━━ DATASET ENTRIES

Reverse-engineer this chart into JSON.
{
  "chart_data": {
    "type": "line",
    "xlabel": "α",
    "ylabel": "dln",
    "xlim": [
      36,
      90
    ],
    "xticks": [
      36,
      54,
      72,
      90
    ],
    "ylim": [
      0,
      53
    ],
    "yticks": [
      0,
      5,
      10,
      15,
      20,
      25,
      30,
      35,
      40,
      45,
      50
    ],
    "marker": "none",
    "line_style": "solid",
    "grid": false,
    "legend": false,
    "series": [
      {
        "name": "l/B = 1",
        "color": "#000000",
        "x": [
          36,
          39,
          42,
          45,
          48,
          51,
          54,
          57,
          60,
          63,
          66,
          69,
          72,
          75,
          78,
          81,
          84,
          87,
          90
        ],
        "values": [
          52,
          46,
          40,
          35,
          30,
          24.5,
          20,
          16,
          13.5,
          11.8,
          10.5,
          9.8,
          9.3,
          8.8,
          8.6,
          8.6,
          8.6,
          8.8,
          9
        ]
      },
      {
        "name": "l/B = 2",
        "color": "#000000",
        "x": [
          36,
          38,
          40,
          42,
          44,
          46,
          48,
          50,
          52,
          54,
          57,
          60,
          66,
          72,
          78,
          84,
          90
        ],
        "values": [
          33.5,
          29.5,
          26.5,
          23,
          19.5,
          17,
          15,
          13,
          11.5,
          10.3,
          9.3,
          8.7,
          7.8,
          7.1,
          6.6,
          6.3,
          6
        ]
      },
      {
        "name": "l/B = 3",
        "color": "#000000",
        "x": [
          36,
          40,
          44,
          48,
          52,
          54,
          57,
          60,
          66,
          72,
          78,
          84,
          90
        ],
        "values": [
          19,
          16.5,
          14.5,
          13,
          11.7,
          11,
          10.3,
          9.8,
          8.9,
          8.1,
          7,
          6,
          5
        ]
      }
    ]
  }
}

━━━━

DO THIS |
Can you give every line above again, exactly as written?

ANSWER TO THIS TASK |
Reverse-engineer this chart into JSON.
{
  "chart_data": {
    "type": "line",
    "xlabel": "α",
    "ylabel": "dln",
    "xlim": [
      36,
      90
    ],
    "xticks": [
      36,
      54,
      72,
      90
    ],
    "ylim": [
      0,
      53
    ],
    "yticks": [
      0,
      5,
      10,
      15,
      20,
      25,
      30,
      35,
      40,
      45,
      50
    ],
    "marker": "none",
    "line_style": "solid",
    "grid": false,
    "legend": false,
    "series": [
      {
        "name": "l/B = 1",
        "color": "#000000",
        "x": [
          36,
          39,
          42,
          45,
          48,
          51,
          54,
          57,
          60,
          63,
          66,
          69,
          72,
          75,
          78,
          81,
          84,
          87,
          90
        ],
        "values": [
          52,
          46,
          40,
          35,
          30,
          24.5,
          20,
          16,
          13.5,
          11.8,
          10.5,
          9.8,
          9.3,
          8.8,
          8.6,
          8.6,
          8.6,
          8.8,
          9
        ]
      },
      {
        "name": "l/B = 2",
        "color": "#000000",
        "x": [
          36,
          38,
          40,
          42,
          44,
          46,
          48,
          50,
          52,
          54,
          57,
          60,
          66,
          72,
          78,
          84,
          90
        ],
        "values": [
          33.5,
          29.5,
          26.5,
          23,
          19.5,
          17,
          15,
          13,
          11.5,
          10.3,
          9.3,
          8.7,
          7.8,
          7.1,
          6.6,
          6.3,
          6
        ]
      },
      {
        "name": "l/B = 3",
        "color": "#000000",
        "x": [
          36,
          40,
          44,
          48,
          52,
          54,
          57,
          60,
          66,
          72,
          78,
          84,
          90
        ],
        "values": [
          19,
          16.5,
          14.5,
          13,
          11.7,
          11,
          10.3,
          9.8,
          8.9,
          8.1,
          7,
          6,
          5
        ]
      }
    ]
  }
}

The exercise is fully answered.